* TAREA ASIGNADA
Repite de forma literal todas las líneas de los registros siguientes, sin omitir ninguna.

* FILAS
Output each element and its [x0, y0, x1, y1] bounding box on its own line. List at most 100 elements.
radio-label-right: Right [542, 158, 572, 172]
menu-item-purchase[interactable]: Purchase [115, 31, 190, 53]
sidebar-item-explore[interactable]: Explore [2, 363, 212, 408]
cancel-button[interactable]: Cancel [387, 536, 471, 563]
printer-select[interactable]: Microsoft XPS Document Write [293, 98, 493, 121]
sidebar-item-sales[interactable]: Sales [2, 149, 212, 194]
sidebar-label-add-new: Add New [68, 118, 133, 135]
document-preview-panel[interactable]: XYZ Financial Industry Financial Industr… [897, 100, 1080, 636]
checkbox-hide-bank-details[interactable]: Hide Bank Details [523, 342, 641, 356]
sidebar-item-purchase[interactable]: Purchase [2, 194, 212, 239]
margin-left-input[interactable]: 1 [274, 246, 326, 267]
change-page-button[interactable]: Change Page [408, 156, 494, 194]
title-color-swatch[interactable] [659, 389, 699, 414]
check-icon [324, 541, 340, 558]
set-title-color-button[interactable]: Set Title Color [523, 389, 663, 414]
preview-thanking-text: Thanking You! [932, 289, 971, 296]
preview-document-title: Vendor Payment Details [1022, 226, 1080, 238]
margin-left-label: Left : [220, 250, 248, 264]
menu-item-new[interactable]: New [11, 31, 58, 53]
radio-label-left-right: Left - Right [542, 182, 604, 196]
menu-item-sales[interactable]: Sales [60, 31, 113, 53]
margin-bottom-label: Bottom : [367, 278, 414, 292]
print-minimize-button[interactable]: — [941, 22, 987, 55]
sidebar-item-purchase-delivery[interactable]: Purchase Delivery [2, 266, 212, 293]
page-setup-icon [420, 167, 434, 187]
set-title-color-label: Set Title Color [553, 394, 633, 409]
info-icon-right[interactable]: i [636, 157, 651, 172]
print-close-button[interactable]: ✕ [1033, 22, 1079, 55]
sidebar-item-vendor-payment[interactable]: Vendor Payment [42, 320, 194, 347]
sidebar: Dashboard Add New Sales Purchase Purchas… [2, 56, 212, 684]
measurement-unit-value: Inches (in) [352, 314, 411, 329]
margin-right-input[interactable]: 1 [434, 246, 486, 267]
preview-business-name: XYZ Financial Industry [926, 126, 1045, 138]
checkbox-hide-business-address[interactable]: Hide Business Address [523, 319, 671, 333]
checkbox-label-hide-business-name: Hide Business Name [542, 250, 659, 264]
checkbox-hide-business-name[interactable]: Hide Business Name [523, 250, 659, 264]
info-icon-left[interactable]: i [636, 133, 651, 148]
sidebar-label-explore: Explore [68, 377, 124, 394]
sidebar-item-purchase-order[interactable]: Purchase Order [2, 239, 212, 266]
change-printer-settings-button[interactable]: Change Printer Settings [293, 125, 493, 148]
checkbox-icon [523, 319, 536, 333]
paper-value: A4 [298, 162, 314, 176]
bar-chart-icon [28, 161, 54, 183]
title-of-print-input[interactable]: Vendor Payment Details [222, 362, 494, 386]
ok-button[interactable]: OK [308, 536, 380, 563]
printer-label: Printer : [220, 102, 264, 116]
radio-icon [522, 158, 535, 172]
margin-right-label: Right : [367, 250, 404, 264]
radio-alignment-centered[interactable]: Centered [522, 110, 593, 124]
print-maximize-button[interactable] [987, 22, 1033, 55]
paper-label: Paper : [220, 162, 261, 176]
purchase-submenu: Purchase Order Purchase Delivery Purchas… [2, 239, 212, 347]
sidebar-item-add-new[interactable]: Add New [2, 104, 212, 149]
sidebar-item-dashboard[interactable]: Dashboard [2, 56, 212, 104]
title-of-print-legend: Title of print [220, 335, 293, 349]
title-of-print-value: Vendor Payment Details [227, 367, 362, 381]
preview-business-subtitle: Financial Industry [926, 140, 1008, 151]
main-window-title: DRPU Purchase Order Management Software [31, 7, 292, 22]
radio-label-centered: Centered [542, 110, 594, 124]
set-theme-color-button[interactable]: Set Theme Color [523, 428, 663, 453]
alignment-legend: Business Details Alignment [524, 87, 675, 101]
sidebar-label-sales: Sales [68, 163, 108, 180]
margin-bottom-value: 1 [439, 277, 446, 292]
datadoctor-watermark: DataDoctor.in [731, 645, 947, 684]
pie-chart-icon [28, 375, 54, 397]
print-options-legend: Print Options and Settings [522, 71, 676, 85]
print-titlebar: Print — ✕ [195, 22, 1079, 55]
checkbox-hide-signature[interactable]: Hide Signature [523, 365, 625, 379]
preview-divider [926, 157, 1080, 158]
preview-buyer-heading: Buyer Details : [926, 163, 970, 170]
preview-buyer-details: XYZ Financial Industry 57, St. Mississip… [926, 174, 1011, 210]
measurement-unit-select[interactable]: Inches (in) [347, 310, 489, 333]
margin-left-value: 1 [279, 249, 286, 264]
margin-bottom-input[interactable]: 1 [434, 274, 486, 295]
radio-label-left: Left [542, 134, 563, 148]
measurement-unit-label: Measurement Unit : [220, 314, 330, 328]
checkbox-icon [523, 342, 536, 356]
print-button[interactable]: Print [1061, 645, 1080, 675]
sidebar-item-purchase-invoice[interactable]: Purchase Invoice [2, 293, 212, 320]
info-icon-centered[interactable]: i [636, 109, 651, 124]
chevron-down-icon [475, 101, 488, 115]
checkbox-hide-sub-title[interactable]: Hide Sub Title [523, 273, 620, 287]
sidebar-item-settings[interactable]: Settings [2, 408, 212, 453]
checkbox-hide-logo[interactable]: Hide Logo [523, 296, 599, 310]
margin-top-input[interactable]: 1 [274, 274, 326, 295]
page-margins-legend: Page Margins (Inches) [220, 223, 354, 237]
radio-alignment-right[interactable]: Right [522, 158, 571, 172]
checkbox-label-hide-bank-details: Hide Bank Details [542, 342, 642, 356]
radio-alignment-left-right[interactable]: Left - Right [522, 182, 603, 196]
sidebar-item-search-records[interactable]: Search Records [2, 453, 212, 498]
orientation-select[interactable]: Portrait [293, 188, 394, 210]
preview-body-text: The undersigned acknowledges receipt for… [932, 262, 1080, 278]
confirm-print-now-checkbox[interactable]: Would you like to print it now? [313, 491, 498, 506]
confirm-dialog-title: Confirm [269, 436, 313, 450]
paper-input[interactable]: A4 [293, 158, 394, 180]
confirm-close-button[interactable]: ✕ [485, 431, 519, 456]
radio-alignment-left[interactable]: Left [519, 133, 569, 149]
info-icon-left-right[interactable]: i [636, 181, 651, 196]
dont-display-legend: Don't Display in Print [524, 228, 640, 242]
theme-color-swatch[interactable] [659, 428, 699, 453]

* RESPUESTA AL EJERCICIO
Output each element and its [x0, y0, x1, y1] bounding box on its own line. List at most 100 elements.
radio-label-right: Right [542, 158, 572, 172]
menu-item-purchase[interactable]: Purchase [115, 31, 190, 53]
sidebar-item-explore[interactable]: Explore [2, 363, 212, 408]
cancel-button[interactable]: Cancel [387, 536, 471, 563]
printer-select[interactable]: Microsoft XPS Document Write [293, 98, 493, 121]
sidebar-item-sales[interactable]: Sales [2, 149, 212, 194]
sidebar-label-add-new: Add New [68, 118, 133, 135]
document-preview-panel[interactable]: XYZ Financial Industry Financial Industr… [897, 100, 1080, 636]
checkbox-hide-bank-details[interactable]: Hide Bank Details [523, 342, 641, 356]
sidebar-item-purchase[interactable]: Purchase [2, 194, 212, 239]
margin-left-input[interactable]: 1 [274, 246, 326, 267]
change-page-button[interactable]: Change Page [408, 156, 494, 194]
title-color-swatch[interactable] [659, 389, 699, 414]
check-icon [324, 541, 340, 558]
set-title-color-button[interactable]: Set Title Color [523, 389, 663, 414]
preview-thanking-text: Thanking You! [932, 289, 971, 296]
preview-document-title: Vendor Payment Details [1022, 226, 1080, 238]
margin-left-label: Left : [220, 250, 248, 264]
menu-item-new[interactable]: New [11, 31, 58, 53]
radio-label-left-right: Left - Right [542, 182, 604, 196]
menu-item-sales[interactable]: Sales [60, 31, 113, 53]
margin-bottom-label: Bottom : [367, 278, 414, 292]
print-minimize-button[interactable]: — [941, 22, 987, 55]
sidebar-item-purchase-delivery[interactable]: Purchase Delivery [2, 266, 212, 293]
page-setup-icon [420, 167, 434, 187]
set-title-color-label: Set Title Color [553, 394, 633, 409]
info-icon-right[interactable]: i [636, 157, 651, 172]
print-close-button[interactable]: ✕ [1033, 22, 1079, 55]
sidebar-item-vendor-payment[interactable]: Vendor Payment [42, 320, 194, 347]
sidebar: Dashboard Add New Sales Purchase Purchas… [2, 56, 212, 684]
measurement-unit-value: Inches (in) [352, 314, 411, 329]
margin-right-input[interactable]: 1 [434, 246, 486, 267]
preview-business-name: XYZ Financial Industry [926, 126, 1045, 138]
checkbox-hide-business-address[interactable]: Hide Business Address [523, 319, 671, 333]
checkbox-label-hide-business-name: Hide Business Name [542, 250, 659, 264]
checkbox-hide-business-name[interactable]: Hide Business Name [523, 250, 659, 264]
info-icon-left[interactable]: i [636, 133, 651, 148]
sidebar-label-explore: Explore [68, 377, 124, 394]
sidebar-item-purchase-order[interactable]: Purchase Order [2, 239, 212, 266]
change-printer-settings-button[interactable]: Change Printer Settings [293, 125, 493, 148]
checkbox-icon [523, 319, 536, 333]
paper-value: A4 [298, 162, 314, 176]
bar-chart-icon [28, 161, 54, 183]
title-of-print-input[interactable]: Vendor Payment Details [222, 362, 494, 386]
ok-button[interactable]: OK [308, 536, 380, 563]
printer-label: Printer : [220, 102, 264, 116]
radio-icon [522, 158, 535, 172]
margin-right-label: Right : [367, 250, 404, 264]
radio-alignment-centered[interactable]: Centered [522, 110, 593, 124]
print-maximize-button[interactable] [987, 22, 1033, 55]
paper-label: Paper : [220, 162, 261, 176]
purchase-submenu: Purchase Order Purchase Delivery Purchas… [2, 239, 212, 347]
sidebar-item-add-new[interactable]: Add New [2, 104, 212, 149]
sidebar-item-dashboard[interactable]: Dashboard [2, 56, 212, 104]
title-of-print-legend: Title of print [220, 335, 293, 349]
title-of-print-value: Vendor Payment Details [227, 367, 362, 381]
preview-business-subtitle: Financial Industry [926, 140, 1008, 151]
main-window-title: DRPU Purchase Order Management Software [31, 7, 292, 22]
radio-label-centered: Centered [542, 110, 594, 124]
set-theme-color-button[interactable]: Set Theme Color [523, 428, 663, 453]
alignment-legend: Business Details Alignment [524, 87, 675, 101]
sidebar-label-sales: Sales [68, 163, 108, 180]
margin-bottom-value: 1 [439, 277, 446, 292]
datadoctor-watermark: DataDoctor.in [731, 645, 947, 684]
pie-chart-icon [28, 375, 54, 397]
print-options-legend: Print Options and Settings [522, 71, 676, 85]
print-titlebar: Print — ✕ [195, 22, 1079, 55]
checkbox-hide-signature[interactable]: Hide Signature [523, 365, 625, 379]
preview-divider [926, 157, 1080, 158]
preview-buyer-heading: Buyer Details : [926, 163, 970, 170]
preview-buyer-details: XYZ Financial Industry 57, St. Mississip… [926, 174, 1011, 210]
measurement-unit-select[interactable]: Inches (in) [347, 310, 489, 333]
margin-left-value: 1 [279, 249, 286, 264]
margin-bottom-input[interactable]: 1 [434, 274, 486, 295]
radio-label-left: Left [542, 134, 563, 148]
measurement-unit-label: Measurement Unit : [220, 314, 330, 328]
checkbox-icon [523, 342, 536, 356]
print-button[interactable]: Print [1061, 645, 1080, 675]
sidebar-item-purchase-invoice[interactable]: Purchase Invoice [2, 293, 212, 320]
info-icon-centered[interactable]: i [636, 109, 651, 124]
chevron-down-icon [475, 101, 488, 115]
checkbox-hide-sub-title[interactable]: Hide Sub Title [523, 273, 620, 287]
sidebar-item-settings[interactable]: Settings [2, 408, 212, 453]
checkbox-hide-logo[interactable]: Hide Logo [523, 296, 599, 310]
margin-top-input[interactable]: 1 [274, 274, 326, 295]
page-margins-legend: Page Margins (Inches) [220, 223, 354, 237]
radio-alignment-right[interactable]: Right [522, 158, 571, 172]
checkbox-label-hide-bank-details: Hide Bank Details [542, 342, 642, 356]
radio-alignment-left-right[interactable]: Left - Right [522, 182, 603, 196]
sidebar-item-search-records[interactable]: Search Records [2, 453, 212, 498]
orientation-select[interactable]: Portrait [293, 188, 394, 210]
preview-body-text: The undersigned acknowledges receipt for… [932, 262, 1080, 278]
confirm-print-now-checkbox[interactable]: Would you like to print it now? [313, 491, 498, 506]
confirm-dialog-title: Confirm [269, 436, 313, 450]
paper-input[interactable]: A4 [293, 158, 394, 180]
confirm-close-button[interactable]: ✕ [485, 431, 519, 456]
radio-alignment-left[interactable]: Left [519, 133, 569, 149]
info-icon-left-right[interactable]: i [636, 181, 651, 196]
dont-display-legend: Don't Display in Print [524, 228, 640, 242]
theme-color-swatch[interactable] [659, 428, 699, 453]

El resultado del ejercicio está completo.